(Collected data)
((

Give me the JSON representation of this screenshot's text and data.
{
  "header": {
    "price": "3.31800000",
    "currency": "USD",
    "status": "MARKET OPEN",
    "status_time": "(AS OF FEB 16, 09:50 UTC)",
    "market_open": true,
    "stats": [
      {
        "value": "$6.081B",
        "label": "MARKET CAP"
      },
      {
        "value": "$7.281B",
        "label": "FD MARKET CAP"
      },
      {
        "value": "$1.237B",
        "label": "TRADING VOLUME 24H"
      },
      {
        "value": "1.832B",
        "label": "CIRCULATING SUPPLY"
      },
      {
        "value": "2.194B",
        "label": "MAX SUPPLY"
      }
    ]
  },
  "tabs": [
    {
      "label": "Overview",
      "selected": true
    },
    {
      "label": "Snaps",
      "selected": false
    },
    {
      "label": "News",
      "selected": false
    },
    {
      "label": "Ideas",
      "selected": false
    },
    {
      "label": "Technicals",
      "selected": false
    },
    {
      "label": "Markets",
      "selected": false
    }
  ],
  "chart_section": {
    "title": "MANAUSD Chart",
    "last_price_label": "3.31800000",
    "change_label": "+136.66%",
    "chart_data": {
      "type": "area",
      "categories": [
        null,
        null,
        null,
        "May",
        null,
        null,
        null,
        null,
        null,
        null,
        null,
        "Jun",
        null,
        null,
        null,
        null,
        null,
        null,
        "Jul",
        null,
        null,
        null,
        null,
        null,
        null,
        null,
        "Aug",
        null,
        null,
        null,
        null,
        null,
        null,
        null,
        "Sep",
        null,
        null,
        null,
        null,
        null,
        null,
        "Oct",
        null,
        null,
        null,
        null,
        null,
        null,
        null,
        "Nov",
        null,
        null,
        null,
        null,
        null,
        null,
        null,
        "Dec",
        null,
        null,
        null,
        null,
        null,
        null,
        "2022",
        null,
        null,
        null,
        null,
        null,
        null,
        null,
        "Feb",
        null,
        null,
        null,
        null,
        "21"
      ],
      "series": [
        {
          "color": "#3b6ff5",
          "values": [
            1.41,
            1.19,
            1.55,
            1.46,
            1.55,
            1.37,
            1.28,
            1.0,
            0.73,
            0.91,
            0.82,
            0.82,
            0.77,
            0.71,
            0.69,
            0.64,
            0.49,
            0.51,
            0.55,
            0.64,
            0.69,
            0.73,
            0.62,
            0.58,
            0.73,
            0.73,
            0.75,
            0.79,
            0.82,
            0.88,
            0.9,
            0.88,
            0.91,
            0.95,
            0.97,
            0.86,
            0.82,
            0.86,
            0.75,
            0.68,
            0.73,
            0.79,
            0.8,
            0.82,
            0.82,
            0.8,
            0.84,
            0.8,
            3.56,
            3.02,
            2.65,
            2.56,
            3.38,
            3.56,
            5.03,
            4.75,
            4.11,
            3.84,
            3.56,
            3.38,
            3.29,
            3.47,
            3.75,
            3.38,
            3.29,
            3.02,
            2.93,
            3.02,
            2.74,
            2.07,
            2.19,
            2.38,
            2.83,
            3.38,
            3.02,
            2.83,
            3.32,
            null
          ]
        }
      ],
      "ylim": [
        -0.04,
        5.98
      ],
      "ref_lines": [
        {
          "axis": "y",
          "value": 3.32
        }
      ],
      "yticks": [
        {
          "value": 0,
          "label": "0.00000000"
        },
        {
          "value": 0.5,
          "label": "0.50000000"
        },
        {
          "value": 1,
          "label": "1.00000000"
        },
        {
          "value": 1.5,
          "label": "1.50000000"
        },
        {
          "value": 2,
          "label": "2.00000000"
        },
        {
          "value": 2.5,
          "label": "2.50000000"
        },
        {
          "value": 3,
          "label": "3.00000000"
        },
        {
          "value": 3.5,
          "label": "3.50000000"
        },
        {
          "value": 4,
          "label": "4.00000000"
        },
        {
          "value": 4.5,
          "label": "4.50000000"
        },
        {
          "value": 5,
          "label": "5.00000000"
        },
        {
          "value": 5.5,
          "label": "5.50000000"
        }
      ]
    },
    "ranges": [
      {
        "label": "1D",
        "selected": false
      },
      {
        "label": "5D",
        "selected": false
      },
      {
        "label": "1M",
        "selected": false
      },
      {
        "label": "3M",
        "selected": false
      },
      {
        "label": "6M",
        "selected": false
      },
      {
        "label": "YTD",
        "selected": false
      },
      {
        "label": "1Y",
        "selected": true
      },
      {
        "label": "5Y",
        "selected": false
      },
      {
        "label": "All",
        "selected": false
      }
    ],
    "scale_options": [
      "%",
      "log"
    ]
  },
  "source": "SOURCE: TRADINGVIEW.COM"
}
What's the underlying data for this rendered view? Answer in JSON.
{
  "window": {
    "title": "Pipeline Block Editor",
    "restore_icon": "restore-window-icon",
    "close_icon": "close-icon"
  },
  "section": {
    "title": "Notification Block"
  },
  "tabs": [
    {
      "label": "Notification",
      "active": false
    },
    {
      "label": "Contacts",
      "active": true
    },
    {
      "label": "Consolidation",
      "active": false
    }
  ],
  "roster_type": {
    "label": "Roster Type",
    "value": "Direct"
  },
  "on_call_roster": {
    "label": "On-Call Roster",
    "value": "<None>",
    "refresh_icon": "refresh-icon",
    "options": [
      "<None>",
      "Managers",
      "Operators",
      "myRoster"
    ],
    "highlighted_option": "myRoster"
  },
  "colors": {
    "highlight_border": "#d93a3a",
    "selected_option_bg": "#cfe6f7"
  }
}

))

→ Request
Restate the whole listing exactly.

→ Reply
Give me the JSON representation of this screenshot's text and data.
{
  "header": {
    "price": "3.31800000",
    "currency": "USD",
    "status": "MARKET OPEN",
    "status_time": "(AS OF FEB 16, 09:50 UTC)",
    "market_open": true,
    "stats": [
      {
        "value": "$6.081B",
        "label": "MARKET CAP"
      },
      {
        "value": "$7.281B",
        "label": "FD MARKET CAP"
      },
      {
        "value": "$1.237B",
        "label": "TRADING VOLUME 24H"
      },
      {
        "value": "1.832B",
        "label": "CIRCULATING SUPPLY"
      },
      {
        "value": "2.194B",
        "label": "MAX SUPPLY"
      }
    ]
  },
  "tabs": [
    {
      "label": "Overview",
      "selected": true
    },
    {
      "label": "Snaps",
      "selected": false
    },
    {
      "label": "News",
      "selected": false
    },
    {
      "label": "Ideas",
      "selected": false
    },
    {
      "label": "Technicals",
      "selected": false
    },
    {
      "label": "Markets",
      "selected": false
    }
  ],
  "chart_section": {
    "title": "MANAUSD Chart",
    "last_price_label": "3.31800000",
    "change_label": "+136.66%",
    "chart_data": {
      "type": "area",
      "categories": [
        null,
        null,
        null,
        "May",
        null,
        null,
        null,
        null,
        null,
        null,
        null,
        "Jun",
        null,
        null,
        null,
        null,
        null,
        null,
        "Jul",
        null,
        null,
        null,
        null,
        null,
        null,
        null,
        "Aug",
        null,
        null,
        null,
        null,
        null,
        null,
        null,
        "Sep",
        null,
        null,
        null,
        null,
        null,
        null,
        "Oct",
        null,
        null,
        null,
        null,
        null,
        null,
        null,
        "Nov",
        null,
        null,
        null,
        null,
        null,
        null,
        null,
        "Dec",
        null,
        null,
        null,
        null,
        null,
        null,
        "2022",
        null,
        null,
        null,
        null,
        null,
        null,
        null,
        "Feb",
        null,
        null,
        null,
        null,
        "21"
      ],
      "series": [
        {
          "color": "#3b6ff5",
          "values": [
            1.41,
            1.19,
            1.55,
            1.46,
            1.55,
            1.37,
            1.28,
            1.0,
            0.73,
            0.91,
            0.82,
            0.82,
            0.77,
            0.71,
            0.69,
            0.64,
            0.49,
            0.51,
            0.55,
            0.64,
            0.69,
            0.73,
            0.62,
            0.58,
            0.73,
            0.73,
            0.75,
            0.79,
            0.82,
            0.88,
            0.9,
            0.88,
            0.91,
            0.95,
            0.97,
            0.86,
            0.82,
            0.86,
            0.75,
            0.68,
            0.73,
            0.79,
            0.8,
            0.82,
            0.82,
            0.8,
            0.84,
            0.8,
            3.56,
            3.02,
            2.65,
            2.56,
            3.38,
            3.56,
            5.03,
            4.75,
            4.11,
            3.84,
            3.56,
            3.38,
            3.29,
            3.47,
            3.75,
            3.38,
            3.29,
            3.02,
            2.93,
            3.02,
            2.74,
            2.07,
            2.19,
            2.38,
            2.83,
            3.38,
            3.02,
            2.83,
            3.32,
            null
          ]
        }
      ],
      "ylim": [
        -0.04,
        5.98
      ],
      "ref_lines": [
        {
          "axis": "y",
          "value": 3.32
        }
      ],
      "yticks": [
        {
          "value": 0,
          "label": "0.00000000"
        },
        {
          "value": 0.5,
          "label": "0.50000000"
        },
        {
          "value": 1,
          "label": "1.00000000"
        },
        {
          "value": 1.5,
          "label": "1.50000000"
        },
        {
          "value": 2,
          "label": "2.00000000"
        },
        {
          "value": 2.5,
          "label": "2.50000000"
        },
        {
          "value": 3,
          "label": "3.00000000"
        },
        {
          "value": 3.5,
          "label": "3.50000000"
        },
        {
          "value": 4,
          "label": "4.00000000"
        },
        {
          "value": 4.5,
          "label": "4.50000000"
        },
        {
          "value": 5,
          "label": "5.00000000"
        },
        {
          "value": 5.5,
          "label": "5.50000000"
        }
      ]
    },
    "ranges": [
      {
        "label": "1D",
        "selected": false
      },
      {
        "label": "5D",
        "selected": false
      },
      {
        "label": "1M",
        "selected": false
      },
      {
        "label": "3M",
        "selected": false
      },
      {
        "label": "6M",
        "selected": false
      },
      {
        "label": "YTD",
        "selected": false
      },
      {
        "label": "1Y",
        "selected": true
      },
      {
        "label": "5Y",
        "selected": false
      },
      {
        "label": "All",
        "selected": false
      }
    ],
    "scale_options": [
      "%",
      "log"
    ]
  },
  "source": "SOURCE: TRADINGVIEW.COM"
}
What's the underlying data for this rendered view? Answer in JSON.
{
  "window": {
    "title": "Pipeline Block Editor",
    "restore_icon": "restore-window-icon",
    "close_icon": "close-icon"
  },
  "section": {
    "title": "Notification Block"
  },
  "tabs": [
    {
      "label": "Notification",
      "active": false
    },
    {
      "label": "Contacts",
      "active": true
    },
    {
      "label": "Consolidation",
      "active": false
    }
  ],
  "roster_type": {
    "label": "Roster Type",
    "value": "Direct"
  },
  "on_call_roster": {
    "label": "On-Call Roster",
    "value": "<None>",
    "refresh_icon": "refresh-icon",
    "options": [
      "<None>",
      "Managers",
      "Operators",
      "myRoster"
    ],
    "highlighted_option": "myRoster"
  },
  "colors": {
    "highlight_border": "#d93a3a",
    "selected_option_bg": "#cfe6f7"
  }
}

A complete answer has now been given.